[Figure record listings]
⟨
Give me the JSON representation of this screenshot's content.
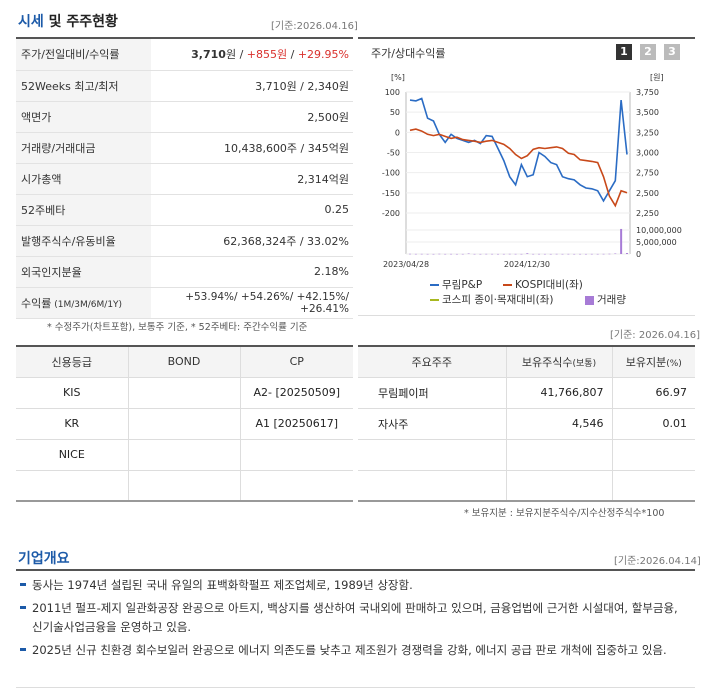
{
  "quote": {
    "title_main": "시세",
    "title_rest": " 및 주주현황",
    "date": "[기준:2026.04.16]",
    "rows": [
      {
        "label": "주가/전일대비/수익률",
        "v1": "3,710",
        "u1": "원",
        "sep1": " / ",
        "v2": "+855",
        "u2": "원",
        "sep2": " / ",
        "v3": "+29.95%"
      },
      {
        "label": "52Weeks 최고/최저",
        "value": "3,710원 / 2,340원"
      },
      {
        "label": "액면가",
        "value": "2,500원"
      },
      {
        "label": "거래량/거래대금",
        "value": "10,438,600주 / 345억원"
      },
      {
        "label": "시가총액",
        "value": "2,314억원"
      },
      {
        "label": "52주베타",
        "value": "0.25"
      },
      {
        "label": "발행주식수/유동비율",
        "value": "62,368,324주 / 33.02%"
      },
      {
        "label": "외국인지분율",
        "value": "2.18%"
      }
    ],
    "return_label": "수익률",
    "return_sub": " (1M/3M/6M/1Y)",
    "return_value": "+53.94%/ +54.26%/ +42.15%/ +26.41%",
    "footnote": "* 수정주가(차트포함), 보통주 기준, * 52주베타: 주간수익률 기준"
  },
  "chart": {
    "title": "주가/상대수익률",
    "tabs": [
      "1",
      "2",
      "3"
    ],
    "left_unit": "[%]",
    "right_unit": "[원]",
    "colors": {
      "stock": "#2b6cc4",
      "kospi": "#c8491a",
      "sector": "#a8b820",
      "volume": "#a77bd6"
    }
  },
  "chart_data": {
    "type": "line",
    "x_start": "2023/04/28",
    "x_end": "2026/04/16",
    "x_ticks": [
      "2023/04/28",
      "2024/12/30"
    ],
    "y_left": {
      "ticks": [
        "100",
        "50",
        "0",
        "-50",
        "-100",
        "-150",
        "-200"
      ],
      "range": [
        -200,
        100
      ]
    },
    "y_right": {
      "ticks": [
        "3,750",
        "3,500",
        "3,250",
        "3,000",
        "2,750",
        "2,500",
        "2,250"
      ],
      "range": [
        2250,
        3750
      ]
    },
    "y_volume": {
      "ticks": [
        "10,000,000",
        "5,000,000",
        "0"
      ],
      "range": [
        0,
        10000000
      ]
    },
    "series": [
      {
        "name": "무림P&P",
        "axis": "left",
        "values": [
          80,
          78,
          84,
          35,
          28,
          -5,
          -25,
          -5,
          -15,
          -20,
          -25,
          -20,
          -28,
          -8,
          -10,
          -40,
          -70,
          -110,
          -130,
          -80,
          -110,
          -105,
          -50,
          -60,
          -75,
          -80,
          -110,
          -115,
          -118,
          -130,
          -138,
          -140,
          -145,
          -170,
          -145,
          -120,
          80,
          -55
        ]
      },
      {
        "name": "KOSPI대비(좌)",
        "axis": "left",
        "values": [
          5,
          8,
          3,
          -5,
          -8,
          -5,
          -10,
          -15,
          -12,
          -18,
          -20,
          -22,
          -25,
          -22,
          -20,
          -25,
          -30,
          -40,
          -55,
          -65,
          -58,
          -42,
          -38,
          -40,
          -38,
          -36,
          -40,
          -52,
          -55,
          -68,
          -70,
          -72,
          -75,
          -110,
          -158,
          -182,
          -145,
          -150
        ]
      },
      {
        "name": "코스피 종이·목재대비(좌)",
        "axis": "left",
        "values": []
      },
      {
        "name": "거래량",
        "axis": "volume",
        "type": "bar",
        "values": [
          80000,
          50000,
          60000,
          40000,
          30000,
          90000,
          40000,
          50000,
          30000,
          40000,
          200000,
          40000,
          30000,
          60000,
          50000,
          30000,
          40000,
          70000,
          50000,
          40000,
          300000,
          40000,
          50000,
          40000,
          30000,
          60000,
          40000,
          50000,
          30000,
          40000,
          30000,
          50000,
          40000,
          60000,
          100000,
          200000,
          10438600,
          400000
        ]
      }
    ]
  },
  "credit": {
    "headers": [
      "신용등급",
      "BOND",
      "CP"
    ],
    "rows": [
      {
        "agency": "KIS",
        "bond": "",
        "cp": "A2-  [20250509]"
      },
      {
        "agency": "KR",
        "bond": "",
        "cp": "A1  [20250617]"
      },
      {
        "agency": "NICE",
        "bond": "",
        "cp": ""
      },
      {
        "agency": "",
        "bond": "",
        "cp": ""
      }
    ]
  },
  "holders": {
    "date": "[기준: 2026.04.16]",
    "headers": [
      "주요주주",
      "보유주식수",
      "(보통)",
      "보유지분",
      "(%)"
    ],
    "rows": [
      {
        "name": "무림페이퍼",
        "shares": "41,766,807",
        "pct": "66.97"
      },
      {
        "name": "자사주",
        "shares": "4,546",
        "pct": "0.01"
      },
      {
        "name": "",
        "shares": "",
        "pct": ""
      },
      {
        "name": "",
        "shares": "",
        "pct": ""
      }
    ],
    "footnote": "* 보유지분 : 보유지분주식수/지수산정주식수*100"
  },
  "overview": {
    "title": "기업개요",
    "date": "[기준:2026.04.14]",
    "bullets": [
      "동사는 1974년 설립된 국내 유일의 표백화학펄프 제조업체로, 1989년 상장함.",
      "2011년 펄프-제지 일관화공장 완공으로 아트지, 백상지를 생산하여 국내외에 판매하고 있으며, 금융업법에 근거한 시설대여, 할부금융, 신기술사업금융을 운영하고 있음.",
      "2025년 신규 친환경 회수보일러 완공으로 에너지 의존도를 낮추고 제조원가 경쟁력을 강화, 에너지 공급 판로 개척에 집중하고 있음."
    ]
  }
}
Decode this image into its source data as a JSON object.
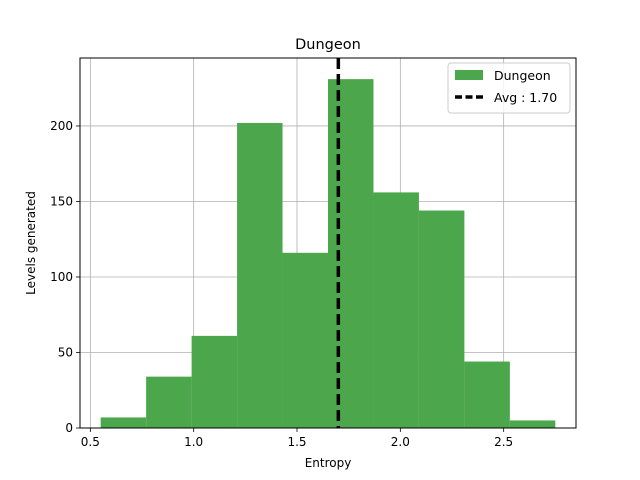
{
  "chart_data": {
    "type": "bar",
    "title": "Dungeon",
    "xlabel": "Entropy",
    "ylabel": "Levels generated",
    "xlim": [
      0.45,
      2.85
    ],
    "ylim": [
      0,
      245
    ],
    "xticks": [
      0.5,
      1.0,
      1.5,
      2.0,
      2.5
    ],
    "xtick_labels": [
      "0.5",
      "1.0",
      "1.5",
      "2.0",
      "2.5"
    ],
    "yticks": [
      0,
      50,
      100,
      150,
      200
    ],
    "ytick_labels": [
      "0",
      "50",
      "100",
      "150",
      "200"
    ],
    "grid": true,
    "legend_position": "top-right",
    "series": [
      {
        "name": "Dungeon",
        "color": "#4ca64c",
        "bins": [
          {
            "x0": 0.55,
            "x1": 0.77,
            "value": 7
          },
          {
            "x0": 0.77,
            "x1": 0.99,
            "value": 34
          },
          {
            "x0": 0.99,
            "x1": 1.21,
            "value": 61
          },
          {
            "x0": 1.21,
            "x1": 1.43,
            "value": 202
          },
          {
            "x0": 1.43,
            "x1": 1.65,
            "value": 116
          },
          {
            "x0": 1.65,
            "x1": 1.87,
            "value": 231
          },
          {
            "x0": 1.87,
            "x1": 2.09,
            "value": 156
          },
          {
            "x0": 2.09,
            "x1": 2.31,
            "value": 144
          },
          {
            "x0": 2.31,
            "x1": 2.53,
            "value": 44
          },
          {
            "x0": 2.53,
            "x1": 2.75,
            "value": 5
          }
        ]
      }
    ],
    "average": {
      "label": "Avg : 1.70",
      "value": 1.7,
      "color": "#000000"
    }
  }
}
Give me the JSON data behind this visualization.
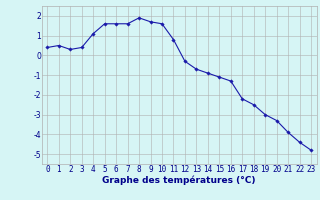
{
  "hours": [
    0,
    1,
    2,
    3,
    4,
    5,
    6,
    7,
    8,
    9,
    10,
    11,
    12,
    13,
    14,
    15,
    16,
    17,
    18,
    19,
    20,
    21,
    22,
    23
  ],
  "temps": [
    0.4,
    0.5,
    0.3,
    0.4,
    1.1,
    1.6,
    1.6,
    1.6,
    1.9,
    1.7,
    1.6,
    0.8,
    -0.3,
    -0.7,
    -0.9,
    -1.1,
    -1.3,
    -2.2,
    -2.5,
    -3.0,
    -3.3,
    -3.9,
    -4.4,
    -4.8
  ],
  "line_color": "#1a1aaa",
  "marker": "D",
  "marker_size": 1.8,
  "line_width": 0.8,
  "bg_color": "#d6f5f5",
  "xlabel": "Graphe des températures (°C)",
  "ylabel_ticks": [
    2,
    1,
    0,
    -1,
    -2,
    -3,
    -4,
    -5
  ],
  "xlim": [
    -0.5,
    23.5
  ],
  "ylim": [
    -5.5,
    2.5
  ],
  "axis_label_color": "#00008b",
  "tick_color": "#00008b",
  "xlabel_fontsize": 6.5,
  "tick_fontsize": 5.5,
  "grid_major_color": "#b0b0b0"
}
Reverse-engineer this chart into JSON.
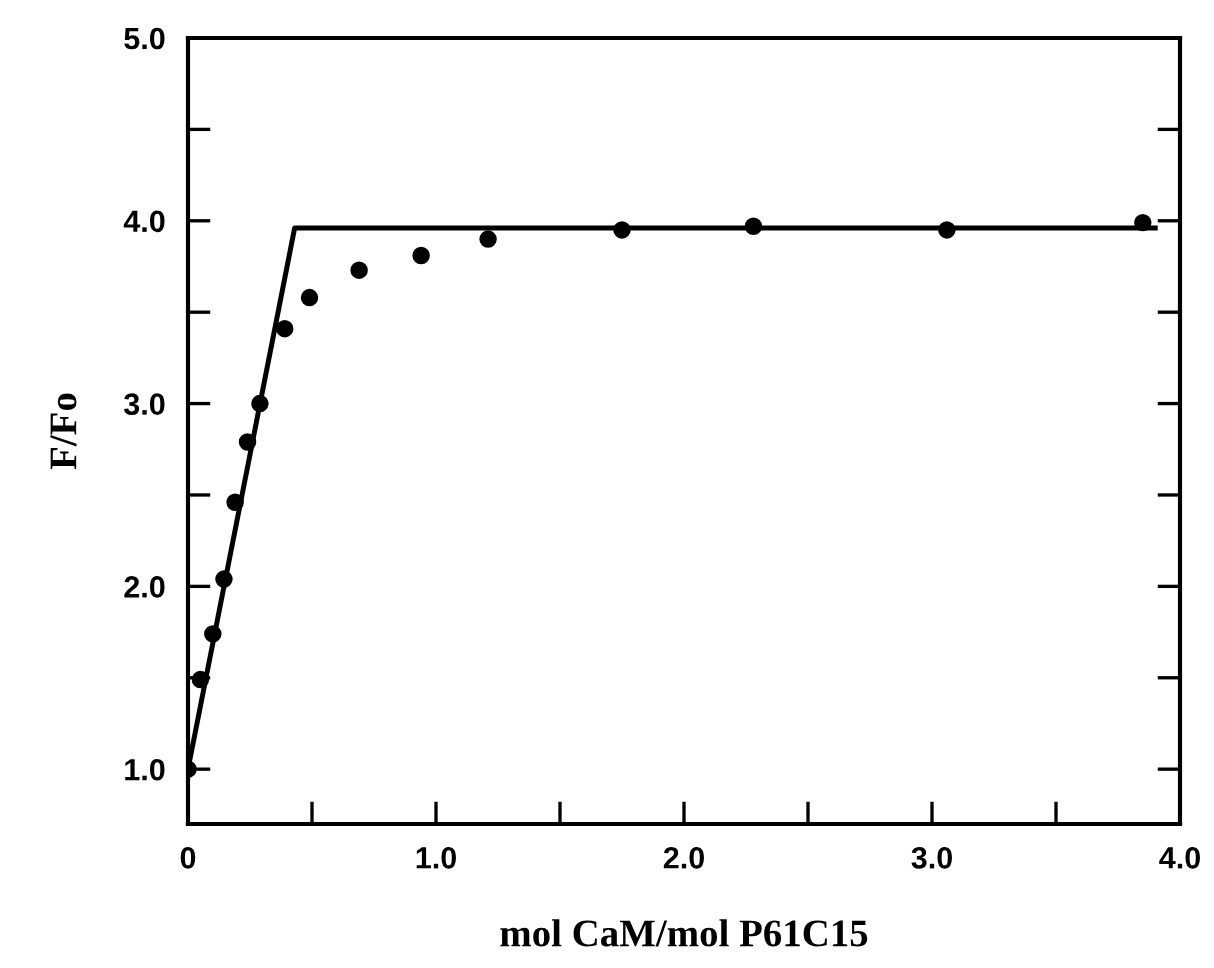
⟩
SHORT PROBLEM:
Each line that has the word "into" should be copied.

WORKED SOLUTION:
Decode this image into its source data as a JSON object.
Reverse-engineer this chart into JSON.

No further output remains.